● Problem statement: Copy all records verbatim.

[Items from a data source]
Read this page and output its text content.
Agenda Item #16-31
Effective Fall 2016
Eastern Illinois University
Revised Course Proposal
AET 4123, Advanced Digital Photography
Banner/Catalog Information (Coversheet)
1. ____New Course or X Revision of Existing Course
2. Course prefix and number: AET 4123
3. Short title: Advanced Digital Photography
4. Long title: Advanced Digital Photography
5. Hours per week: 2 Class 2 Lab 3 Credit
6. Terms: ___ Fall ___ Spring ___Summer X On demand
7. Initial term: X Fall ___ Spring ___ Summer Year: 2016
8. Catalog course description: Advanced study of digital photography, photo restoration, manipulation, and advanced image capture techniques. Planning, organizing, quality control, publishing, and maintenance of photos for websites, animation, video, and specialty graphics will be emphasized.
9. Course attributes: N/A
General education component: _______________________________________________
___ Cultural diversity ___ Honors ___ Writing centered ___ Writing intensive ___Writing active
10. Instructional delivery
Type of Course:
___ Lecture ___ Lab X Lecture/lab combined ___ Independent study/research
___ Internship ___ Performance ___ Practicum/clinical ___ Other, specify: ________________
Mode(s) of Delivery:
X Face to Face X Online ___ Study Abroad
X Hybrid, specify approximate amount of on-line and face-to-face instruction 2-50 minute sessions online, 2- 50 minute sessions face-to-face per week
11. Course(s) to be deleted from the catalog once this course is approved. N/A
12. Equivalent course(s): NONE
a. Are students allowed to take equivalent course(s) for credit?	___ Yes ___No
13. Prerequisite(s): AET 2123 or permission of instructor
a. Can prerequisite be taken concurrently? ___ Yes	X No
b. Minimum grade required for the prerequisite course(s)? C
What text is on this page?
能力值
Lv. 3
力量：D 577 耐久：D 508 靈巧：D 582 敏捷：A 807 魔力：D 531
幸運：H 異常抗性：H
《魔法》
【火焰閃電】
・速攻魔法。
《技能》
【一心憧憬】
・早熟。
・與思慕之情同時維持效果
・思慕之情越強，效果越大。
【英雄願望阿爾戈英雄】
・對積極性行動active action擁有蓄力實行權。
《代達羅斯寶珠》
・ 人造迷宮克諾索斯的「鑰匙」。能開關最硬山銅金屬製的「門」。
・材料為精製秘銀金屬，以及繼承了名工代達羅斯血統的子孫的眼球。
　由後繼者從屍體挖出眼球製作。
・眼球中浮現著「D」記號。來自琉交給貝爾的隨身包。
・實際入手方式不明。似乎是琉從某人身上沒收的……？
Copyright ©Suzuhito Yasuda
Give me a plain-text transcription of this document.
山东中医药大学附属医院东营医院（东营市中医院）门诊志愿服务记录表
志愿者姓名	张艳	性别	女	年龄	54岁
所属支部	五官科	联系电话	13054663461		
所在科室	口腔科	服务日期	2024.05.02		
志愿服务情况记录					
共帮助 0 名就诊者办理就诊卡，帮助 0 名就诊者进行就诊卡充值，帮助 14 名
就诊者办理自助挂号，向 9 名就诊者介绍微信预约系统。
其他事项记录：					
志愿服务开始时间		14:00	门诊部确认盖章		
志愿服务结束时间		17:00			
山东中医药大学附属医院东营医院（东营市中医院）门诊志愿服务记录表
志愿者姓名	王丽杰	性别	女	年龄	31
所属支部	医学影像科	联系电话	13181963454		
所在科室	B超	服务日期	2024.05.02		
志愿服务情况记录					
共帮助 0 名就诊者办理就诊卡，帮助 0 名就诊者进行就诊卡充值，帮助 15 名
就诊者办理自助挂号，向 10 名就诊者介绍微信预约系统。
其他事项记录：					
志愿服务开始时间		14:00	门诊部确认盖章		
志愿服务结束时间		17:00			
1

● Right answer:
Read this page and output its text content.
Agenda Item #16-31
Effective Fall 2016
Eastern Illinois University
Revised Course Proposal
AET 4123, Advanced Digital Photography
Banner/Catalog Information (Coversheet)
1. ____New Course or X Revision of Existing Course
2. Course prefix and number: AET 4123
3. Short title: Advanced Digital Photography
4. Long title: Advanced Digital Photography
5. Hours per week: 2 Class 2 Lab 3 Credit
6. Terms: ___ Fall ___ Spring ___Summer X On demand
7. Initial term: X Fall ___ Spring ___ Summer Year: 2016
8. Catalog course description: Advanced study of digital photography, photo restoration, manipulation, and advanced image capture techniques. Planning, organizing, quality control, publishing, and maintenance of photos for websites, animation, video, and specialty graphics will be emphasized.
9. Course attributes: N/A
General education component: _______________________________________________
___ Cultural diversity ___ Honors ___ Writing centered ___ Writing intensive ___Writing active
10. Instructional delivery
Type of Course:
___ Lecture ___ Lab X Lecture/lab combined ___ Independent study/research
___ Internship ___ Performance ___ Practicum/clinical ___ Other, specify: ________________
Mode(s) of Delivery:
X Face to Face X Online ___ Study Abroad
X Hybrid, specify approximate amount of on-line and face-to-face instruction 2-50 minute sessions online, 2- 50 minute sessions face-to-face per week
11. Course(s) to be deleted from the catalog once this course is approved. N/A
12. Equivalent course(s): NONE
a. Are students allowed to take equivalent course(s) for credit?	___ Yes ___No
13. Prerequisite(s): AET 2123 or permission of instructor
a. Can prerequisite be taken concurrently? ___ Yes	X No
b. Minimum grade required for the prerequisite course(s)? C
What text is on this page?
能力值
Lv. 3
力量：D 577 耐久：D 508 靈巧：D 582 敏捷：A 807 魔力：D 531
幸運：H 異常抗性：H
《魔法》
【火焰閃電】
・速攻魔法。
《技能》
【一心憧憬】
・早熟。
・與思慕之情同時維持效果
・思慕之情越強，效果越大。
【英雄願望阿爾戈英雄】
・對積極性行動active action擁有蓄力實行權。
《代達羅斯寶珠》
・ 人造迷宮克諾索斯的「鑰匙」。能開關最硬山銅金屬製的「門」。
・材料為精製秘銀金屬，以及繼承了名工代達羅斯血統的子孫的眼球。
　由後繼者從屍體挖出眼球製作。
・眼球中浮現著「D」記號。來自琉交給貝爾的隨身包。
・實際入手方式不明。似乎是琉從某人身上沒收的……？
Copyright ©Suzuhito Yasuda
Give me a plain-text transcription of this document.
山东中医药大学附属医院东营医院（东营市中医院）门诊志愿服务记录表
志愿者姓名	张艳	性别	女	年龄	54岁
所属支部	五官科	联系电话	13054663461		
所在科室	口腔科	服务日期	2024.05.02		
志愿服务情况记录					
共帮助 0 名就诊者办理就诊卡，帮助 0 名就诊者进行就诊卡充值，帮助 14 名
就诊者办理自助挂号，向 9 名就诊者介绍微信预约系统。
其他事项记录：					
志愿服务开始时间		14:00	门诊部确认盖章		
志愿服务结束时间		17:00			
山东中医药大学附属医院东营医院（东营市中医院）门诊志愿服务记录表
志愿者姓名	王丽杰	性别	女	年龄	31
所属支部	医学影像科	联系电话	13181963454		
所在科室	B超	服务日期	2024.05.02		
志愿服务情况记录					
共帮助 0 名就诊者办理就诊卡，帮助 0 名就诊者进行就诊卡充值，帮助 15 名
就诊者办理自助挂号，向 10 名就诊者介绍微信预约系统。
其他事项记录：					
志愿服务开始时间		14:00	门诊部确认盖章		
志愿服务结束时间		17:00			
1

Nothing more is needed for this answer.